Repeat the listing word for word. No pictures belong in the copy.

Lines of data
◆ ◆ ◆ ◆

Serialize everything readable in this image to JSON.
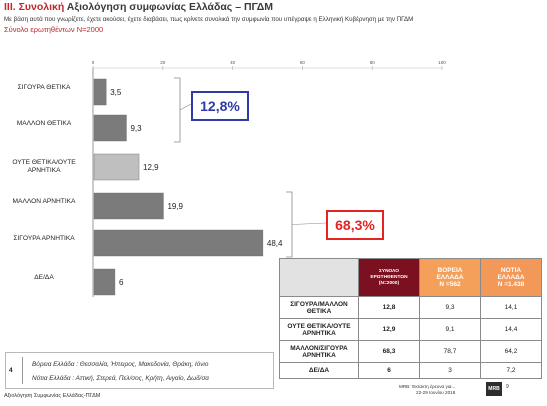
{
  "header": {
    "title_prefix": "ΙΙΙ. Συνολική",
    "title_rest": " Αξιολόγηση συμφωνίας Ελλάδας – ΠΓΔΜ",
    "subtitle": "Με βάση αυτά που γνωρίζετε, έχετε ακούσει, έχετε διαβάσει, πως κρίνετε συνολικά την συμφωνία που υπέγραψε η Ελληνική Κυβέρνηση με την ΠΓΔΜ",
    "base": "Σύνολο ερωτηθέντων Ν=2000"
  },
  "chart_data": {
    "type": "bar",
    "orientation": "horizontal",
    "categories": [
      "ΣΙΓΟΥΡΑ ΘΕΤΙΚΑ",
      "ΜΑΛΛΟΝ ΘΕΤΙΚΑ",
      "ΟΥΤΕ ΘΕΤΙΚΑ/ΟΥΤΕ ΑΡΝΗΤΙΚΑ",
      "ΜΑΛΛΟΝ ΑΡΝΗΤΙΚΑ",
      "ΣΙΓΟΥΡΑ ΑΡΝΗΤΙΚΑ",
      "ΔΕ/ΔΑ"
    ],
    "values": [
      3.5,
      9.3,
      12.9,
      19.9,
      48.4,
      6
    ],
    "value_labels": [
      "3,5",
      "9,3",
      "12,9",
      "19,9",
      "48,4",
      "6"
    ],
    "xlim": [
      0,
      100
    ],
    "ticks": [
      0,
      20,
      40,
      60,
      80,
      100
    ],
    "colors": {
      "positive": "#7b7b7b",
      "neutral": "#bfbfbf",
      "negative": "#7b7b7b",
      "dkna": "#7b7b7b",
      "positive_callout": "#2f3aa8",
      "negative_callout": "#e52421"
    },
    "callouts": {
      "positive": "12,8%",
      "negative": "68,3%"
    }
  },
  "table": {
    "headers": [
      "ΣΥΝΟΛΟ ΕΡΩΤΗΘΕΝΤΩΝ (Ν=2000)",
      "ΒΟΡΕΙΑ ΕΛΛΑΔΑ Ν =562",
      "ΝΟΤΙΑ ΕΛΛΑΔΑ Ν =1.438"
    ],
    "header_lines": [
      [
        "ΣΥΝΟΛΟ",
        "ΕΡΩΤΗΘΕΝΤΩΝ",
        "(Ν=2000)"
      ],
      [
        "ΒΟΡΕΙΑ",
        "ΕΛΛΑΔΑ",
        "Ν =562"
      ],
      [
        "ΝΟΤΙΑ",
        "ΕΛΛΑΔΑ",
        "Ν =1.438"
      ]
    ],
    "rows": [
      {
        "label_lines": [
          "ΣΙΓΟΥΡΑ/ΜΑΛΛΟΝ",
          "ΘΕΤΙΚΑ"
        ],
        "values": [
          "12,8",
          "9,3",
          "14,1"
        ]
      },
      {
        "label_lines": [
          "ΟΥΤΕ ΘΕΤΙΚΑ/ΟΥΤΕ",
          "ΑΡΝΗΤΙΚΑ"
        ],
        "values": [
          "12,9",
          "9,1",
          "14,4"
        ]
      },
      {
        "label_lines": [
          "ΜΑΛΛΟΝ/ΣΙΓΟΥΡΑ",
          "ΑΡΝΗΤΙΚΑ"
        ],
        "values": [
          "68,3",
          "78,7",
          "64,2"
        ]
      },
      {
        "label_lines": [
          "ΔΕ/ΔΑ"
        ],
        "values": [
          "6",
          "3",
          "7,2"
        ]
      }
    ]
  },
  "legend": {
    "number": "4",
    "north": "Βόρεια Ελλάδα : Θεσσαλία, Ήπειρος, Μακεδονία, Θράκη, Ιόνιο",
    "south": "Νότια Ελλάδα : Αττική, Στερεά, Πελ/σος, Κρήτη, Αιγαίο, Δωδ/σα"
  },
  "footer": {
    "left": "Αξιολόγηση Συμφωνίας Ελλάδας-ΠΓΔΜ",
    "right_line1": "MRB: Έκτακτη έρευνα για...",
    "right_line2": "22-29 Ιουνίου 2018",
    "logo": "MRB",
    "page": "9"
  }
}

◆ ◆ ◆ ◆

**THE REPLY**.
Serialize everything readable in this image to JSON.
{
  "header": {
    "title_prefix": "ΙΙΙ. Συνολική",
    "title_rest": " Αξιολόγηση συμφωνίας Ελλάδας – ΠΓΔΜ",
    "subtitle": "Με βάση αυτά που γνωρίζετε, έχετε ακούσει, έχετε διαβάσει, πως κρίνετε συνολικά την συμφωνία που υπέγραψε η Ελληνική Κυβέρνηση με την ΠΓΔΜ",
    "base": "Σύνολο ερωτηθέντων Ν=2000"
  },
  "chart_data": {
    "type": "bar",
    "orientation": "horizontal",
    "categories": [
      "ΣΙΓΟΥΡΑ ΘΕΤΙΚΑ",
      "ΜΑΛΛΟΝ ΘΕΤΙΚΑ",
      "ΟΥΤΕ ΘΕΤΙΚΑ/ΟΥΤΕ ΑΡΝΗΤΙΚΑ",
      "ΜΑΛΛΟΝ ΑΡΝΗΤΙΚΑ",
      "ΣΙΓΟΥΡΑ ΑΡΝΗΤΙΚΑ",
      "ΔΕ/ΔΑ"
    ],
    "values": [
      3.5,
      9.3,
      12.9,
      19.9,
      48.4,
      6
    ],
    "value_labels": [
      "3,5",
      "9,3",
      "12,9",
      "19,9",
      "48,4",
      "6"
    ],
    "xlim": [
      0,
      100
    ],
    "ticks": [
      0,
      20,
      40,
      60,
      80,
      100
    ],
    "colors": {
      "positive": "#7b7b7b",
      "neutral": "#bfbfbf",
      "negative": "#7b7b7b",
      "dkna": "#7b7b7b",
      "positive_callout": "#2f3aa8",
      "negative_callout": "#e52421"
    },
    "callouts": {
      "positive": "12,8%",
      "negative": "68,3%"
    }
  },
  "table": {
    "headers": [
      "ΣΥΝΟΛΟ ΕΡΩΤΗΘΕΝΤΩΝ (Ν=2000)",
      "ΒΟΡΕΙΑ ΕΛΛΑΔΑ Ν =562",
      "ΝΟΤΙΑ ΕΛΛΑΔΑ Ν =1.438"
    ],
    "header_lines": [
      [
        "ΣΥΝΟΛΟ",
        "ΕΡΩΤΗΘΕΝΤΩΝ",
        "(Ν=2000)"
      ],
      [
        "ΒΟΡΕΙΑ",
        "ΕΛΛΑΔΑ",
        "Ν =562"
      ],
      [
        "ΝΟΤΙΑ",
        "ΕΛΛΑΔΑ",
        "Ν =1.438"
      ]
    ],
    "rows": [
      {
        "label_lines": [
          "ΣΙΓΟΥΡΑ/ΜΑΛΛΟΝ",
          "ΘΕΤΙΚΑ"
        ],
        "values": [
          "12,8",
          "9,3",
          "14,1"
        ]
      },
      {
        "label_lines": [
          "ΟΥΤΕ ΘΕΤΙΚΑ/ΟΥΤΕ",
          "ΑΡΝΗΤΙΚΑ"
        ],
        "values": [
          "12,9",
          "9,1",
          "14,4"
        ]
      },
      {
        "label_lines": [
          "ΜΑΛΛΟΝ/ΣΙΓΟΥΡΑ",
          "ΑΡΝΗΤΙΚΑ"
        ],
        "values": [
          "68,3",
          "78,7",
          "64,2"
        ]
      },
      {
        "label_lines": [
          "ΔΕ/ΔΑ"
        ],
        "values": [
          "6",
          "3",
          "7,2"
        ]
      }
    ]
  },
  "legend": {
    "number": "4",
    "north": "Βόρεια Ελλάδα : Θεσσαλία, Ήπειρος, Μακεδονία, Θράκη, Ιόνιο",
    "south": "Νότια Ελλάδα : Αττική, Στερεά, Πελ/σος, Κρήτη, Αιγαίο, Δωδ/σα"
  },
  "footer": {
    "left": "Αξιολόγηση Συμφωνίας Ελλάδας-ΠΓΔΜ",
    "right_line1": "MRB: Έκτακτη έρευνα για...",
    "right_line2": "22-29 Ιουνίου 2018",
    "logo": "MRB",
    "page": "9"
  }
}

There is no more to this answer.